| Given data |
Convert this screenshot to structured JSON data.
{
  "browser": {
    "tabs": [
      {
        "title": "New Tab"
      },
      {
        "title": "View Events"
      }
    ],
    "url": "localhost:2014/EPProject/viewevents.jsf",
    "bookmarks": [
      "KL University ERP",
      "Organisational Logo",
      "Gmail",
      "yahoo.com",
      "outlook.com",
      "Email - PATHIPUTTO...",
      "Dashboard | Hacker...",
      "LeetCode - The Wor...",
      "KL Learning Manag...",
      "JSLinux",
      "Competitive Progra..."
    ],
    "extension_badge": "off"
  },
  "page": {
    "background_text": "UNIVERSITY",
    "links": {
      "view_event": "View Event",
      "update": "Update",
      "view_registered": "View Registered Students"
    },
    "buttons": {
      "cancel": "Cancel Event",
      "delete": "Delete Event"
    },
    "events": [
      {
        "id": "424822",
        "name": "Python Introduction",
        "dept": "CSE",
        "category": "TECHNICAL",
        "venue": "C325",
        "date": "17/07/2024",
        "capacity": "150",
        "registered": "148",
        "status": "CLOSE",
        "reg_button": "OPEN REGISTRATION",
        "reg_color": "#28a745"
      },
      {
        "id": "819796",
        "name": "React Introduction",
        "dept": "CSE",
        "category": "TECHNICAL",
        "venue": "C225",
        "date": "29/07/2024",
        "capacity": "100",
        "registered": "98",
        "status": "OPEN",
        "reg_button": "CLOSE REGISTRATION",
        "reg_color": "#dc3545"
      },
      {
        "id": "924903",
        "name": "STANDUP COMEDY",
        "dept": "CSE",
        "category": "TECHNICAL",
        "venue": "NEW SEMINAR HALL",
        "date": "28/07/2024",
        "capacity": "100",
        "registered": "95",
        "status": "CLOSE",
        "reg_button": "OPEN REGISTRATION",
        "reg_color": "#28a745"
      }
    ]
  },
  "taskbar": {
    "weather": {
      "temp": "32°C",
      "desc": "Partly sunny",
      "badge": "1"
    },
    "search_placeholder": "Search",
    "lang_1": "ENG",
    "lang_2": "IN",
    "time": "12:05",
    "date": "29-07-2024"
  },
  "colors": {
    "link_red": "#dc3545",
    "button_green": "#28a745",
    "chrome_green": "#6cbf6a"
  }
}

| What is required |
Of the lines above, copy each that contains "venue".

| Output |
        "venue": "C325",
        "venue": "C225",
        "venue": "NEW SEMINAR HALL",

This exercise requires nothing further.